Information supplied —
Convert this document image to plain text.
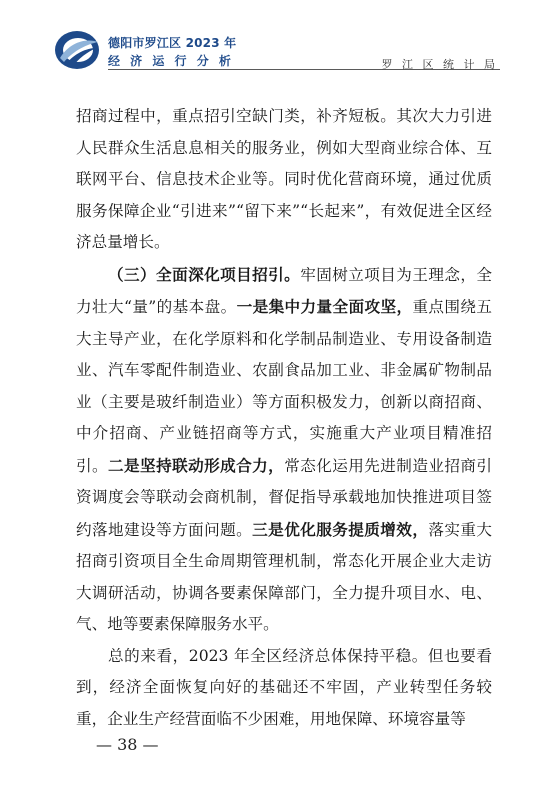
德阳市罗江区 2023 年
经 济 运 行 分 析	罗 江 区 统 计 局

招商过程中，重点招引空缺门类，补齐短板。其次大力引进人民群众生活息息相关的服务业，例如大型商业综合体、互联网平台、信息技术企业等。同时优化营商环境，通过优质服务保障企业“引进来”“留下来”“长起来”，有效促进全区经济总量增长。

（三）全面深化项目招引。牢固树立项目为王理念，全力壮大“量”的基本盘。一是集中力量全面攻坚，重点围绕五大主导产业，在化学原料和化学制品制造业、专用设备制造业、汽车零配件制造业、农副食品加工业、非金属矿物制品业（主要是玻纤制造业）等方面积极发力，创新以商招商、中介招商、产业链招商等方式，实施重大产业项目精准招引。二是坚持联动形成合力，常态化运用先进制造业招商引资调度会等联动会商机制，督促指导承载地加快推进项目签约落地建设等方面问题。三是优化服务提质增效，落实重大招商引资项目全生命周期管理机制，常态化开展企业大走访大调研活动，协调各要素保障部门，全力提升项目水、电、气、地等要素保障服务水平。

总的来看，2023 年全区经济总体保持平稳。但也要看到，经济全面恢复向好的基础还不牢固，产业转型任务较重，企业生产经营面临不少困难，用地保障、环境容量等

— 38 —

Instruction —
Print each line of the material above exactly, with the pictures removed from your copy.

Completed task —
Convert this document image to plain text.
德阳市罗江区 2023 年
经 济 运 行 分 析	罗 江 区 统 计 局

招商过程中，重点招引空缺门类，补齐短板。其次大力引进人民群众生活息息相关的服务业，例如大型商业综合体、互联网平台、信息技术企业等。同时优化营商环境，通过优质服务保障企业“引进来”“留下来”“长起来”，有效促进全区经济总量增长。

（三）全面深化项目招引。牢固树立项目为王理念，全力壮大“量”的基本盘。一是集中力量全面攻坚，重点围绕五大主导产业，在化学原料和化学制品制造业、专用设备制造业、汽车零配件制造业、农副食品加工业、非金属矿物制品业（主要是玻纤制造业）等方面积极发力，创新以商招商、中介招商、产业链招商等方式，实施重大产业项目精准招引。二是坚持联动形成合力，常态化运用先进制造业招商引资调度会等联动会商机制，督促指导承载地加快推进项目签约落地建设等方面问题。三是优化服务提质增效，落实重大招商引资项目全生命周期管理机制，常态化开展企业大走访大调研活动，协调各要素保障部门，全力提升项目水、电、气、地等要素保障服务水平。

总的来看，2023 年全区经济总体保持平稳。但也要看到，经济全面恢复向好的基础还不牢固，产业转型任务较重，企业生产经营面临不少困难，用地保障、环境容量等

— 38 —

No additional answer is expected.